**Exercise objective:**
Go through the listing and copy every line word for word.

**Dataset extract:**
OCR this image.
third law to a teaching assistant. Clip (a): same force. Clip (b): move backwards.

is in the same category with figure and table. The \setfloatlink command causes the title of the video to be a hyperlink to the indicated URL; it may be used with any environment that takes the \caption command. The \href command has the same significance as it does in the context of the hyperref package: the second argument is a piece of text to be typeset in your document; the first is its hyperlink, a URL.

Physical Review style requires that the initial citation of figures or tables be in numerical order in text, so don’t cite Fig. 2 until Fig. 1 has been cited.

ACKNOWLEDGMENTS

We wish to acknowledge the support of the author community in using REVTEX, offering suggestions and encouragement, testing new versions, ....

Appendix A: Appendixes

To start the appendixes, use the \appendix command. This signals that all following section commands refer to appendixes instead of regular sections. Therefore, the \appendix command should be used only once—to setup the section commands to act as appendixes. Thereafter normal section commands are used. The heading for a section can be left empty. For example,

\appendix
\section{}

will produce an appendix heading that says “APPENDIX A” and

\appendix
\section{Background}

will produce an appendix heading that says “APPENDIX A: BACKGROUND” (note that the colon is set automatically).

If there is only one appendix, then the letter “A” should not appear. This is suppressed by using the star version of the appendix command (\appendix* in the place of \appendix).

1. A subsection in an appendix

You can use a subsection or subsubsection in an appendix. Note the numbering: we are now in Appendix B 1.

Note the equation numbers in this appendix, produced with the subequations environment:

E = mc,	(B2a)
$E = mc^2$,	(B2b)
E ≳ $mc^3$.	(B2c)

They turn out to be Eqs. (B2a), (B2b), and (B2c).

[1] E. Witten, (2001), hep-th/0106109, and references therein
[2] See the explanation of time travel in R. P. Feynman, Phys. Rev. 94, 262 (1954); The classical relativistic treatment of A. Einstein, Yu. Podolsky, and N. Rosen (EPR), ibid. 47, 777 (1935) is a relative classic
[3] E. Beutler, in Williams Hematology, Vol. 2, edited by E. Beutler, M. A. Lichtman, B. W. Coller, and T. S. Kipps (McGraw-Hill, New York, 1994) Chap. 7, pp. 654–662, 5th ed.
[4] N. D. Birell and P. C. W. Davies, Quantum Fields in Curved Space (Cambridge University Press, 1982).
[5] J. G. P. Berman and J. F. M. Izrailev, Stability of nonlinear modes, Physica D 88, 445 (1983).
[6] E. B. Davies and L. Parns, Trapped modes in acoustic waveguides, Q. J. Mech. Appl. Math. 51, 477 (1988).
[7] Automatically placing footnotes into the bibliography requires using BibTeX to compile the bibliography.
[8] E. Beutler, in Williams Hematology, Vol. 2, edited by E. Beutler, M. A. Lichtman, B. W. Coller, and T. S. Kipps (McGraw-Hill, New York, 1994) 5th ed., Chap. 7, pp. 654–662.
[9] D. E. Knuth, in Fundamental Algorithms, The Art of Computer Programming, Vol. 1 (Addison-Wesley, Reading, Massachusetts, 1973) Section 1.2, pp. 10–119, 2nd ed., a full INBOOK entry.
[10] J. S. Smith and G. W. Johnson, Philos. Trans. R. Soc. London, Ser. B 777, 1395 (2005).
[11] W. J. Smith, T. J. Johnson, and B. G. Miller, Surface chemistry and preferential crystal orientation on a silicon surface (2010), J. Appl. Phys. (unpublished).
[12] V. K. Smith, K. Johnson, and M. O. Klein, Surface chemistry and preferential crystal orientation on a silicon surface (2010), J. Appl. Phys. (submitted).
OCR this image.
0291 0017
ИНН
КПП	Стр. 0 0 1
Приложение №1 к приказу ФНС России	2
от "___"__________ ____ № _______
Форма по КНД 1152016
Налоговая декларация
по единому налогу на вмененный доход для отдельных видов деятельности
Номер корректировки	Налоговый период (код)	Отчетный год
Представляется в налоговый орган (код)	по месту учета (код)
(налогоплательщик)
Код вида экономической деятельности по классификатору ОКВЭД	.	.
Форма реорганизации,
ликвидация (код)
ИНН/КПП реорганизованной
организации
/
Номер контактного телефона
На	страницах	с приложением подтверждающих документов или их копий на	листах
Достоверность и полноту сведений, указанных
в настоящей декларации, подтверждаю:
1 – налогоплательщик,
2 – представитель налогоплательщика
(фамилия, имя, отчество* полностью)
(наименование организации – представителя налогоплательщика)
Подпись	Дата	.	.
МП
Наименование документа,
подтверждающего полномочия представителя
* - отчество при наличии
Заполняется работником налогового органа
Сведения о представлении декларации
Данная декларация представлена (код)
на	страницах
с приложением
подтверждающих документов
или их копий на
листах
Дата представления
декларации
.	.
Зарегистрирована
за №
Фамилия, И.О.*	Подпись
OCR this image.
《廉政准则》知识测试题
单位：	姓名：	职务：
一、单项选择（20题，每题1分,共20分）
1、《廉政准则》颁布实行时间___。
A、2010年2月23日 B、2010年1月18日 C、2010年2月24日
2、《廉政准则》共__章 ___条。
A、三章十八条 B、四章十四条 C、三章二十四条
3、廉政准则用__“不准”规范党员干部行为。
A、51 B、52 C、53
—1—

**Reply to the task:**
OCR this image.
third law to a teaching assistant. Clip (a): same force. Clip (b): move backwards.

is in the same category with figure and table. The \setfloatlink command causes the title of the video to be a hyperlink to the indicated URL; it may be used with any environment that takes the \caption command. The \href command has the same significance as it does in the context of the hyperref package: the second argument is a piece of text to be typeset in your document; the first is its hyperlink, a URL.

Physical Review style requires that the initial citation of figures or tables be in numerical order in text, so don’t cite Fig. 2 until Fig. 1 has been cited.

ACKNOWLEDGMENTS

We wish to acknowledge the support of the author community in using REVTEX, offering suggestions and encouragement, testing new versions, ....

Appendix A: Appendixes

To start the appendixes, use the \appendix command. This signals that all following section commands refer to appendixes instead of regular sections. Therefore, the \appendix command should be used only once—to setup the section commands to act as appendixes. Thereafter normal section commands are used. The heading for a section can be left empty. For example,

\appendix
\section{}

will produce an appendix heading that says “APPENDIX A” and

\appendix
\section{Background}

will produce an appendix heading that says “APPENDIX A: BACKGROUND” (note that the colon is set automatically).

If there is only one appendix, then the letter “A” should not appear. This is suppressed by using the star version of the appendix command (\appendix* in the place of \appendix).

1. A subsection in an appendix

You can use a subsection or subsubsection in an appendix. Note the numbering: we are now in Appendix B 1.

Note the equation numbers in this appendix, produced with the subequations environment:

E = mc,	(B2a)
$E = mc^2$,	(B2b)
E ≳ $mc^3$.	(B2c)

They turn out to be Eqs. (B2a), (B2b), and (B2c).

[1] E. Witten, (2001), hep-th/0106109, and references therein
[2] See the explanation of time travel in R. P. Feynman, Phys. Rev. 94, 262 (1954); The classical relativistic treatment of A. Einstein, Yu. Podolsky, and N. Rosen (EPR), ibid. 47, 777 (1935) is a relative classic
[3] E. Beutler, in Williams Hematology, Vol. 2, edited by E. Beutler, M. A. Lichtman, B. W. Coller, and T. S. Kipps (McGraw-Hill, New York, 1994) Chap. 7, pp. 654–662, 5th ed.
[4] N. D. Birell and P. C. W. Davies, Quantum Fields in Curved Space (Cambridge University Press, 1982).
[5] J. G. P. Berman and J. F. M. Izrailev, Stability of nonlinear modes, Physica D 88, 445 (1983).
[6] E. B. Davies and L. Parns, Trapped modes in acoustic waveguides, Q. J. Mech. Appl. Math. 51, 477 (1988).
[7] Automatically placing footnotes into the bibliography requires using BibTeX to compile the bibliography.
[8] E. Beutler, in Williams Hematology, Vol. 2, edited by E. Beutler, M. A. Lichtman, B. W. Coller, and T. S. Kipps (McGraw-Hill, New York, 1994) 5th ed., Chap. 7, pp. 654–662.
[9] D. E. Knuth, in Fundamental Algorithms, The Art of Computer Programming, Vol. 1 (Addison-Wesley, Reading, Massachusetts, 1973) Section 1.2, pp. 10–119, 2nd ed., a full INBOOK entry.
[10] J. S. Smith and G. W. Johnson, Philos. Trans. R. Soc. London, Ser. B 777, 1395 (2005).
[11] W. J. Smith, T. J. Johnson, and B. G. Miller, Surface chemistry and preferential crystal orientation on a silicon surface (2010), J. Appl. Phys. (unpublished).
[12] V. K. Smith, K. Johnson, and M. O. Klein, Surface chemistry and preferential crystal orientation on a silicon surface (2010), J. Appl. Phys. (submitted).
OCR this image.
0291 0017
ИНН
КПП	Стр. 0 0 1
Приложение №1 к приказу ФНС России	2
от "___"__________ ____ № _______
Форма по КНД 1152016
Налоговая декларация
по единому налогу на вмененный доход для отдельных видов деятельности
Номер корректировки	Налоговый период (код)	Отчетный год
Представляется в налоговый орган (код)	по месту учета (код)
(налогоплательщик)
Код вида экономической деятельности по классификатору ОКВЭД	.	.
Форма реорганизации,
ликвидация (код)
ИНН/КПП реорганизованной
организации
/
Номер контактного телефона
На	страницах	с приложением подтверждающих документов или их копий на	листах
Достоверность и полноту сведений, указанных
в настоящей декларации, подтверждаю:
1 – налогоплательщик,
2 – представитель налогоплательщика
(фамилия, имя, отчество* полностью)
(наименование организации – представителя налогоплательщика)
Подпись	Дата	.	.
МП
Наименование документа,
подтверждающего полномочия представителя
* - отчество при наличии
Заполняется работником налогового органа
Сведения о представлении декларации
Данная декларация представлена (код)
на	страницах
с приложением
подтверждающих документов
или их копий на
листах
Дата представления
декларации
.	.
Зарегистрирована
за №
Фамилия, И.О.*	Подпись
OCR this image.
《廉政准则》知识测试题
单位：	姓名：	职务：
一、单项选择（20题，每题1分,共20分）
1、《廉政准则》颁布实行时间___。
A、2010年2月23日 B、2010年1月18日 C、2010年2月24日
2、《廉政准则》共__章 ___条。
A、三章十八条 B、四章十四条 C、三章二十四条
3、廉政准则用__“不准”规范党员干部行为。
A、51 B、52 C、53
—1—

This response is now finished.